* [Problem details]: Repeat the data below exactly, dropping any pictures it holds.

* [Rows]:
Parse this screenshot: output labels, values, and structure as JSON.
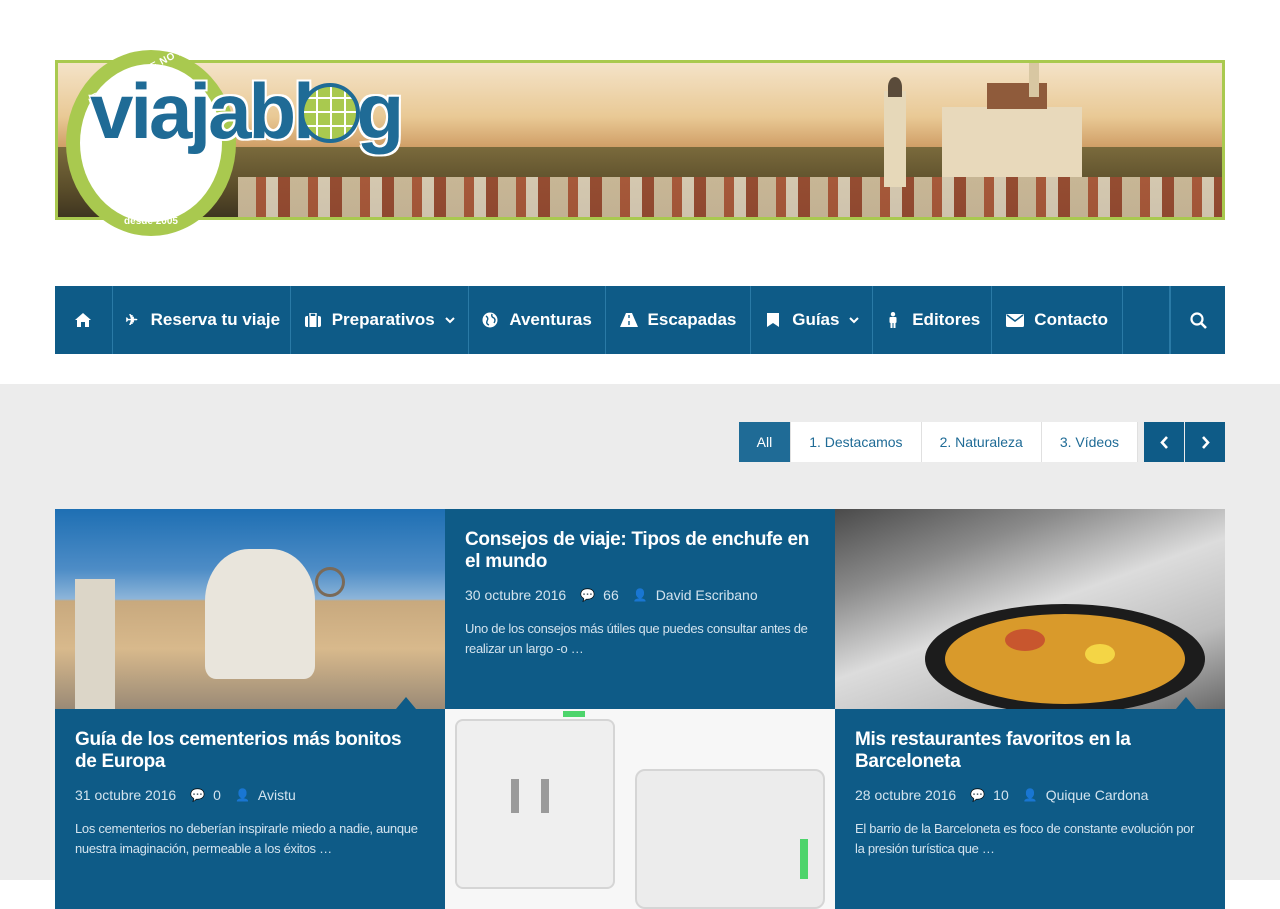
{
  "header": {
    "logo_arc_text": "EL BLOG QUE NO PARA DE VIAJAR",
    "logo_wordmark": "viajablog",
    "logo_since": "desde 2005"
  },
  "nav": {
    "items": [
      {
        "label": "Reserva tu viaje",
        "icon": "plane-icon"
      },
      {
        "label": "Preparativos",
        "icon": "suitcase-icon",
        "dropdown": true
      },
      {
        "label": "Aventuras",
        "icon": "globe-icon"
      },
      {
        "label": "Escapadas",
        "icon": "road-icon"
      },
      {
        "label": "Guías",
        "icon": "bookmark-icon",
        "dropdown": true
      },
      {
        "label": "Editores",
        "icon": "person-icon"
      },
      {
        "label": "Contacto",
        "icon": "envelope-icon"
      }
    ]
  },
  "filters": {
    "items": [
      "All",
      "1. Destacamos",
      "2. Naturaleza",
      "3. Vídeos"
    ],
    "active": "All"
  },
  "posts": [
    {
      "title": "Consejos de viaje: Tipos de enchufe en el mundo",
      "date": "30 octubre 2016",
      "comments": "66",
      "author": "David Escribano",
      "excerpt": "Uno de los consejos más útiles que puedes consultar antes de realizar un largo -o",
      "more": "…"
    },
    {
      "title": "Guía de los cementerios más bonitos de Europa",
      "date": "31 octubre 2016",
      "comments": "0",
      "author": "Avistu",
      "excerpt": "Los cementerios no deberían inspirarle miedo a nadie, aunque nuestra imaginación, permeable a los éxitos",
      "more": "…"
    },
    {
      "title": "Mis restaurantes favoritos en la Barceloneta",
      "date": "28 octubre 2016",
      "comments": "10",
      "author": "Quique Cardona",
      "excerpt": "El barrio de la Barceloneta es foco de constante evolución por la presión turística que",
      "more": "…"
    }
  ],
  "colors": {
    "nav_bg": "#0e5b87",
    "accent_green": "#a9c94f",
    "link_blue": "#1f6b96"
  }
}
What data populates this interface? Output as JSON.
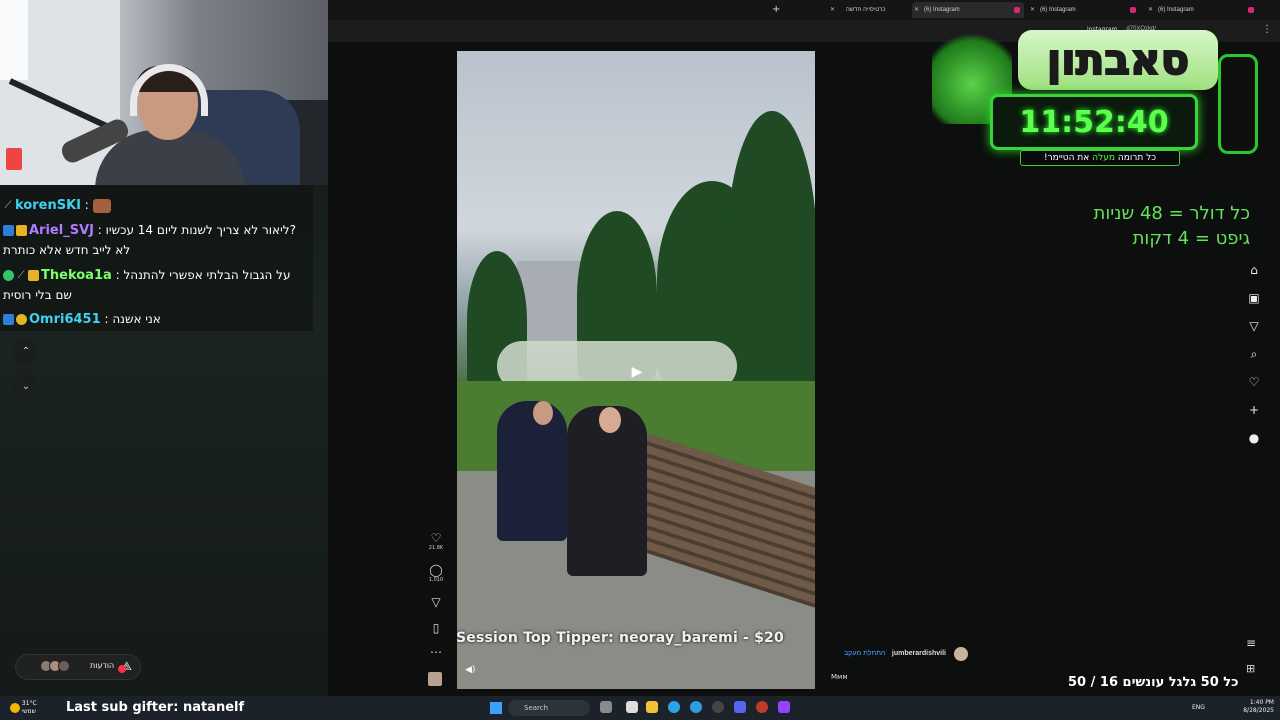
{
  "browser": {
    "tabs": [
      {
        "label": "כרטיסייה חדשה"
      },
      {
        "label": "(6) Instagram"
      },
      {
        "label": "(6) Instagram"
      },
      {
        "label": "(6) Instagram"
      }
    ],
    "new_tab": "+",
    "url_fragment": "d70XOzkd/"
  },
  "chat": {
    "messages": [
      {
        "user": "korenSKI",
        "text": ""
      },
      {
        "user": "Ariel_SVJ",
        "text": "ליאור לא צריך לשנות ליום 14 עכשיו?",
        "line2": "לא לייב חדש אלא כותרת"
      },
      {
        "user": "Thekoa1a",
        "text": "על הגבול הבלתי אפשרי להתנהל",
        "line2": "שם בלי רוסית"
      },
      {
        "user": "Omri6451",
        "text": "אני אשנה"
      }
    ],
    "user_colors": {
      "korenSKI": "#40d0f0",
      "Ariel_SVJ": "#b07cff",
      "Thekoa1a": "#7dff6a",
      "Omri6451": "#40d0f0"
    }
  },
  "nav": {
    "up": "⌃",
    "down": "⌄"
  },
  "messages_pill": {
    "label": "הודעות"
  },
  "post": {
    "likes": "21.8K",
    "comments": "1,010",
    "author": "jumberardishvili",
    "follow": "התחלת מעקב",
    "caption": "Ммм"
  },
  "overlay": {
    "top_tipper": "Session Top Tipper: neoray_baremi - $20",
    "last_sub": "Last sub gifter: natanelf",
    "subathon_title": "סאבתון",
    "timer": "11:52:40",
    "tagline_pre": "כל תרומה",
    "tagline_hl": "מעלה",
    "tagline_post": "את הטיימר!",
    "rate_dollar": "כל דולר = 48 שניות",
    "rate_gift": "גיפט = 4 דקות",
    "goal": "כל 50 גלגל עונשים 16 / 50",
    "ig_label": "instagram"
  },
  "taskbar": {
    "weather_temp": "31°C",
    "weather_desc": "שמשי",
    "search": "Search",
    "lang": "ENG",
    "time": "1:40 PM",
    "date": "8/28/2025"
  },
  "colors": {
    "accent_green": "#62e35a",
    "ig_notif": "#ff3040"
  }
}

* [Full response]:
Parse this screenshot: output labels, values, and structure as JSON.
{
  "header": {
    "logo_arc_text": "EL BLOG QUE NO PARA DE VIAJAR",
    "logo_wordmark": "viajablog",
    "logo_since": "desde 2005"
  },
  "nav": {
    "items": [
      {
        "label": "Reserva tu viaje",
        "icon": "plane-icon"
      },
      {
        "label": "Preparativos",
        "icon": "suitcase-icon",
        "dropdown": true
      },
      {
        "label": "Aventuras",
        "icon": "globe-icon"
      },
      {
        "label": "Escapadas",
        "icon": "road-icon"
      },
      {
        "label": "Guías",
        "icon": "bookmark-icon",
        "dropdown": true
      },
      {
        "label": "Editores",
        "icon": "person-icon"
      },
      {
        "label": "Contacto",
        "icon": "envelope-icon"
      }
    ]
  },
  "filters": {
    "items": [
      "All",
      "1. Destacamos",
      "2. Naturaleza",
      "3. Vídeos"
    ],
    "active": "All"
  },
  "posts": [
    {
      "title": "Consejos de viaje: Tipos de enchufe en el mundo",
      "date": "30 octubre 2016",
      "comments": "66",
      "author": "David Escribano",
      "excerpt": "Uno de los consejos más útiles que puedes consultar antes de realizar un largo -o",
      "more": "…"
    },
    {
      "title": "Guía de los cementerios más bonitos de Europa",
      "date": "31 octubre 2016",
      "comments": "0",
      "author": "Avistu",
      "excerpt": "Los cementerios no deberían inspirarle miedo a nadie, aunque nuestra imaginación, permeable a los éxitos",
      "more": "…"
    },
    {
      "title": "Mis restaurantes favoritos en la Barceloneta",
      "date": "28 octubre 2016",
      "comments": "10",
      "author": "Quique Cardona",
      "excerpt": "El barrio de la Barceloneta es foco de constante evolución por la presión turística que",
      "more": "…"
    }
  ],
  "colors": {
    "nav_bg": "#0e5b87",
    "accent_green": "#a9c94f",
    "link_blue": "#1f6b96"
  }
}
What data populates this interface? Output as JSON.
{
  "browser": {
    "tabs": [
      {
        "label": "כרטיסייה חדשה"
      },
      {
        "label": "(6) Instagram"
      },
      {
        "label": "(6) Instagram"
      },
      {
        "label": "(6) Instagram"
      }
    ],
    "new_tab": "+",
    "url_fragment": "d70XOzkd/"
  },
  "chat": {
    "messages": [
      {
        "user": "korenSKI",
        "text": ""
      },
      {
        "user": "Ariel_SVJ",
        "text": "ליאור לא צריך לשנות ליום 14 עכשיו?",
        "line2": "לא לייב חדש אלא כותרת"
      },
      {
        "user": "Thekoa1a",
        "text": "על הגבול הבלתי אפשרי להתנהל",
        "line2": "שם בלי רוסית"
      },
      {
        "user": "Omri6451",
        "text": "אני אשנה"
      }
    ],
    "user_colors": {
      "korenSKI": "#40d0f0",
      "Ariel_SVJ": "#b07cff",
      "Thekoa1a": "#7dff6a",
      "Omri6451": "#40d0f0"
    }
  },
  "nav": {
    "up": "⌃",
    "down": "⌄"
  },
  "messages_pill": {
    "label": "הודעות"
  },
  "post": {
    "likes": "21.8K",
    "comments": "1,010",
    "author": "jumberardishvili",
    "follow": "התחלת מעקב",
    "caption": "Ммм"
  },
  "overlay": {
    "top_tipper": "Session Top Tipper: neoray_baremi - $20",
    "last_sub": "Last sub gifter: natanelf",
    "subathon_title": "סאבתון",
    "timer": "11:52:40",
    "tagline_pre": "כל תרומה",
    "tagline_hl": "מעלה",
    "tagline_post": "את הטיימר!",
    "rate_dollar": "כל דולר = 48 שניות",
    "rate_gift": "גיפט = 4 דקות",
    "goal": "כל 50 גלגל עונשים 16 / 50",
    "ig_label": "instagram"
  },
  "taskbar": {
    "weather_temp": "31°C",
    "weather_desc": "שמשי",
    "search": "Search",
    "lang": "ENG",
    "time": "1:40 PM",
    "date": "8/28/2025"
  },
  "colors": {
    "accent_green": "#62e35a",
    "ig_notif": "#ff3040"
  }
}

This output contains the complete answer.